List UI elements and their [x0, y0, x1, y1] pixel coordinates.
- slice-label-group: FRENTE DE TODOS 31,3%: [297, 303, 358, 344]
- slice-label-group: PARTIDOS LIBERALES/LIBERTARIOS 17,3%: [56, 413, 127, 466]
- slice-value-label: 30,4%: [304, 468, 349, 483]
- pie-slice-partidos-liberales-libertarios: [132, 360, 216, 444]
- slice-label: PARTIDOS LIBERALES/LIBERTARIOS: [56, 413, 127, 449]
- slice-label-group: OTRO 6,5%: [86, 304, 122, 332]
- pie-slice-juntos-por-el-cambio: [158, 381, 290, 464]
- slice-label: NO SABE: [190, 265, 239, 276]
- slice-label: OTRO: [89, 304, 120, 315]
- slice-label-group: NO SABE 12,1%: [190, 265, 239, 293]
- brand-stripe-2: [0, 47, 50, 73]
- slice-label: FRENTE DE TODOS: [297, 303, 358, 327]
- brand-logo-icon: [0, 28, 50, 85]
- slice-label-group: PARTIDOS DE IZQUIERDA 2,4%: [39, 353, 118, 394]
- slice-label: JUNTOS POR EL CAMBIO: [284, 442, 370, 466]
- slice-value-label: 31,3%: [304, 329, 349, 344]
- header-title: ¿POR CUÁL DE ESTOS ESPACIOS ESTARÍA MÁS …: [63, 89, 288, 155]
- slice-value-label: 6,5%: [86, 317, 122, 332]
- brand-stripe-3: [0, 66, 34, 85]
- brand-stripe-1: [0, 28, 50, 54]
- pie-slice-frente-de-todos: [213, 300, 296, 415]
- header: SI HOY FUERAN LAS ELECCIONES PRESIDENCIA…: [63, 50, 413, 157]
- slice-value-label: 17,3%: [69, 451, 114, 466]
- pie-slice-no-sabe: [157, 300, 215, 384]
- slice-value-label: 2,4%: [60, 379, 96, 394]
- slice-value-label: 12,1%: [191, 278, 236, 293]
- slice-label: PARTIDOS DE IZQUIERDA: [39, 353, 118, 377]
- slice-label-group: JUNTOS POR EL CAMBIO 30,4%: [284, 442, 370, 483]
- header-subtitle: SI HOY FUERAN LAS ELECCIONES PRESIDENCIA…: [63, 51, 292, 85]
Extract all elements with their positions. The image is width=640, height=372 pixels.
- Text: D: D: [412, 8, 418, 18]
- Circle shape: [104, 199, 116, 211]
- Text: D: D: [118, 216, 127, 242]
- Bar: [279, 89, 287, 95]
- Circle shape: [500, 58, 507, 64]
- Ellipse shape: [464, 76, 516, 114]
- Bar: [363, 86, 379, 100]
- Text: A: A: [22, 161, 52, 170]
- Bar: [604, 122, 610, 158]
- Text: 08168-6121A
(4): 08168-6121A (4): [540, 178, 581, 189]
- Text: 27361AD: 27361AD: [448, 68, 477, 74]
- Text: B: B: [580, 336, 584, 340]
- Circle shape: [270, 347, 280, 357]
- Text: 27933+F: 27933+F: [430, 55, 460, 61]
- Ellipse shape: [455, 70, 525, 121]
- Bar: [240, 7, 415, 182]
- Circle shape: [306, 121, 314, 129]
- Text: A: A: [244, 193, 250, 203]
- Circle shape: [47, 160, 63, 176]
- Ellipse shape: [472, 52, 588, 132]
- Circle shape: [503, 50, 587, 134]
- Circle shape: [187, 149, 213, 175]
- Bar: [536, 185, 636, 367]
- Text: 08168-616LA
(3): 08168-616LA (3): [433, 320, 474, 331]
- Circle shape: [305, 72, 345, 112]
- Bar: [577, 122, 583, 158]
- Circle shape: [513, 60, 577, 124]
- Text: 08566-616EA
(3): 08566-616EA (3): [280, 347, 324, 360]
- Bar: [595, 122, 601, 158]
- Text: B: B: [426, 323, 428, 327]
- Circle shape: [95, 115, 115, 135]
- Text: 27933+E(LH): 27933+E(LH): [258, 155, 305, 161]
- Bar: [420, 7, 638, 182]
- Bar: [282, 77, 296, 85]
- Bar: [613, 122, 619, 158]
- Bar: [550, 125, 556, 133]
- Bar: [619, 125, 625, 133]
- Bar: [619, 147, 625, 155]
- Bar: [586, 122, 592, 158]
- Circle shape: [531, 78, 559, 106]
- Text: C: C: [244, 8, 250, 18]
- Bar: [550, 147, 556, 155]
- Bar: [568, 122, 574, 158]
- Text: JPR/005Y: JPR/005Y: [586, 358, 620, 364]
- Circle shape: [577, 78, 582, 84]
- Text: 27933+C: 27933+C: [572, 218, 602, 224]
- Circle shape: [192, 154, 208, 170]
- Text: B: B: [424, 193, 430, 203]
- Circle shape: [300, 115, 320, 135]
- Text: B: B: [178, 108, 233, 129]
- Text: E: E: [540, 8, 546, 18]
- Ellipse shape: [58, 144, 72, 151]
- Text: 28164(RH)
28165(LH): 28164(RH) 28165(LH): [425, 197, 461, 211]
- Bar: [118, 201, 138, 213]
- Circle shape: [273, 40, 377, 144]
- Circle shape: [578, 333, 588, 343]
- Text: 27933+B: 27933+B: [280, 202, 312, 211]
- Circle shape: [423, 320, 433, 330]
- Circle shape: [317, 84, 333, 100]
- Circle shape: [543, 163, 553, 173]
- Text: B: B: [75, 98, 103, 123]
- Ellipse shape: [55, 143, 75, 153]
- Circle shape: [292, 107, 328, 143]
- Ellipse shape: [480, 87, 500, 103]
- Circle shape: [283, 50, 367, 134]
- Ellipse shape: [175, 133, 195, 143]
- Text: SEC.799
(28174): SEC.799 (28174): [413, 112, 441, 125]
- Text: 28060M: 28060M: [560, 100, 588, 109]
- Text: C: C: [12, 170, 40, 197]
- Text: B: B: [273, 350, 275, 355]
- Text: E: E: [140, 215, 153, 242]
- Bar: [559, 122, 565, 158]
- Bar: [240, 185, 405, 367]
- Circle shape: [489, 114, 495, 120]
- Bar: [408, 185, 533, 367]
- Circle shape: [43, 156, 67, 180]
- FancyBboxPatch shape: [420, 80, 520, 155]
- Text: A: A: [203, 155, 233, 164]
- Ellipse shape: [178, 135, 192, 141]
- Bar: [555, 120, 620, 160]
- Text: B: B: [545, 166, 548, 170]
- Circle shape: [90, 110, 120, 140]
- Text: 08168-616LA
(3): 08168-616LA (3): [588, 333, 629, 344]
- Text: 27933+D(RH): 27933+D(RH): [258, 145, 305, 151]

▶ _REQUIREMENTS_
Reproduce every line of the records above verbatim, in the same order.

▶ _FULL OUTPUT_
List UI elements and their [x0, y0, x1, y1] pixel coordinates.
- slice-label-group: FRENTE DE TODOS 31,3%: [297, 303, 358, 344]
- slice-label-group: PARTIDOS LIBERALES/LIBERTARIOS 17,3%: [56, 413, 127, 466]
- slice-value-label: 30,4%: [304, 468, 349, 483]
- pie-slice-partidos-liberales-libertarios: [132, 360, 216, 444]
- slice-label: PARTIDOS LIBERALES/LIBERTARIOS: [56, 413, 127, 449]
- slice-label-group: OTRO 6,5%: [86, 304, 122, 332]
- pie-slice-juntos-por-el-cambio: [158, 381, 290, 464]
- slice-label: NO SABE: [190, 265, 239, 276]
- slice-label: OTRO: [89, 304, 120, 315]
- slice-label-group: NO SABE 12,1%: [190, 265, 239, 293]
- brand-stripe-2: [0, 47, 50, 73]
- slice-label: FRENTE DE TODOS: [297, 303, 358, 327]
- brand-logo-icon: [0, 28, 50, 85]
- slice-label-group: PARTIDOS DE IZQUIERDA 2,4%: [39, 353, 118, 394]
- slice-label: JUNTOS POR EL CAMBIO: [284, 442, 370, 466]
- slice-value-label: 31,3%: [304, 329, 349, 344]
- header-title: ¿POR CUÁL DE ESTOS ESPACIOS ESTARÍA MÁS …: [63, 89, 288, 155]
- slice-value-label: 6,5%: [86, 317, 122, 332]
- brand-stripe-3: [0, 66, 34, 85]
- brand-stripe-1: [0, 28, 50, 54]
- pie-slice-frente-de-todos: [213, 300, 296, 415]
- header: SI HOY FUERAN LAS ELECCIONES PRESIDENCIA…: [63, 50, 413, 157]
- slice-value-label: 17,3%: [69, 451, 114, 466]
- pie-slice-no-sabe: [157, 300, 215, 384]
- slice-value-label: 2,4%: [60, 379, 96, 394]
- slice-value-label: 12,1%: [191, 278, 236, 293]
- slice-label: PARTIDOS DE IZQUIERDA: [39, 353, 118, 377]
- slice-label-group: JUNTOS POR EL CAMBIO 30,4%: [284, 442, 370, 483]
- header-subtitle: SI HOY FUERAN LAS ELECCIONES PRESIDENCIA…: [63, 51, 292, 85]
Extract all elements with their positions. The image is width=640, height=372 pixels.
- Text: D: D: [412, 8, 418, 18]
- Circle shape: [104, 199, 116, 211]
- Text: D: D: [118, 216, 127, 242]
- Bar: [279, 89, 287, 95]
- Circle shape: [500, 58, 507, 64]
- Ellipse shape: [464, 76, 516, 114]
- Bar: [363, 86, 379, 100]
- Text: A: A: [22, 161, 52, 170]
- Bar: [604, 122, 610, 158]
- Text: 08168-6121A
(4): 08168-6121A (4): [540, 178, 581, 189]
- Text: 27361AD: 27361AD: [448, 68, 477, 74]
- Text: B: B: [580, 336, 584, 340]
- Circle shape: [270, 347, 280, 357]
- Text: 27933+F: 27933+F: [430, 55, 460, 61]
- Ellipse shape: [455, 70, 525, 121]
- Bar: [240, 7, 415, 182]
- Circle shape: [306, 121, 314, 129]
- Text: A: A: [244, 193, 250, 203]
- Circle shape: [47, 160, 63, 176]
- Ellipse shape: [472, 52, 588, 132]
- Circle shape: [503, 50, 587, 134]
- Circle shape: [187, 149, 213, 175]
- Bar: [536, 185, 636, 367]
- Text: 08168-616LA
(3): 08168-616LA (3): [433, 320, 474, 331]
- Circle shape: [305, 72, 345, 112]
- Bar: [577, 122, 583, 158]
- Circle shape: [513, 60, 577, 124]
- Text: 08566-616EA
(3): 08566-616EA (3): [280, 347, 324, 360]
- Bar: [595, 122, 601, 158]
- Text: B: B: [426, 323, 428, 327]
- Circle shape: [95, 115, 115, 135]
- Text: 27933+E(LH): 27933+E(LH): [258, 155, 305, 161]
- Bar: [420, 7, 638, 182]
- Bar: [282, 77, 296, 85]
- Bar: [613, 122, 619, 158]
- Bar: [550, 125, 556, 133]
- Bar: [619, 125, 625, 133]
- Bar: [619, 147, 625, 155]
- Bar: [586, 122, 592, 158]
- Circle shape: [531, 78, 559, 106]
- Text: C: C: [244, 8, 250, 18]
- Bar: [550, 147, 556, 155]
- Bar: [568, 122, 574, 158]
- Text: JPR/005Y: JPR/005Y: [586, 358, 620, 364]
- Circle shape: [577, 78, 582, 84]
- Text: 27933+C: 27933+C: [572, 218, 602, 224]
- Circle shape: [192, 154, 208, 170]
- Text: B: B: [424, 193, 430, 203]
- Circle shape: [300, 115, 320, 135]
- Text: B: B: [178, 108, 233, 129]
- Text: E: E: [540, 8, 546, 18]
- Ellipse shape: [58, 144, 72, 151]
- Text: 28164(RH)
28165(LH): 28164(RH) 28165(LH): [425, 197, 461, 211]
- Bar: [118, 201, 138, 213]
- Circle shape: [273, 40, 377, 144]
- Circle shape: [578, 333, 588, 343]
- Text: 27933+B: 27933+B: [280, 202, 312, 211]
- Circle shape: [423, 320, 433, 330]
- Circle shape: [317, 84, 333, 100]
- Circle shape: [543, 163, 553, 173]
- Text: B: B: [75, 98, 103, 123]
- Ellipse shape: [55, 143, 75, 153]
- Circle shape: [292, 107, 328, 143]
- Ellipse shape: [480, 87, 500, 103]
- Circle shape: [283, 50, 367, 134]
- Ellipse shape: [175, 133, 195, 143]
- Text: SEC.799
(28174): SEC.799 (28174): [413, 112, 441, 125]
- Text: 28060M: 28060M: [560, 100, 588, 109]
- Text: C: C: [12, 170, 40, 197]
- Text: B: B: [273, 350, 275, 355]
- Text: E: E: [140, 215, 153, 242]
- Bar: [559, 122, 565, 158]
- Bar: [240, 185, 405, 367]
- Circle shape: [489, 114, 495, 120]
- Bar: [408, 185, 533, 367]
- Circle shape: [43, 156, 67, 180]
- FancyBboxPatch shape: [420, 80, 520, 155]
- Text: A: A: [203, 155, 233, 164]
- Ellipse shape: [178, 135, 192, 141]
- Bar: [555, 120, 620, 160]
- Text: B: B: [545, 166, 548, 170]
- Circle shape: [90, 110, 120, 140]
- Text: 08168-616LA
(3): 08168-616LA (3): [588, 333, 629, 344]
- Text: 27933+D(RH): 27933+D(RH): [258, 145, 305, 151]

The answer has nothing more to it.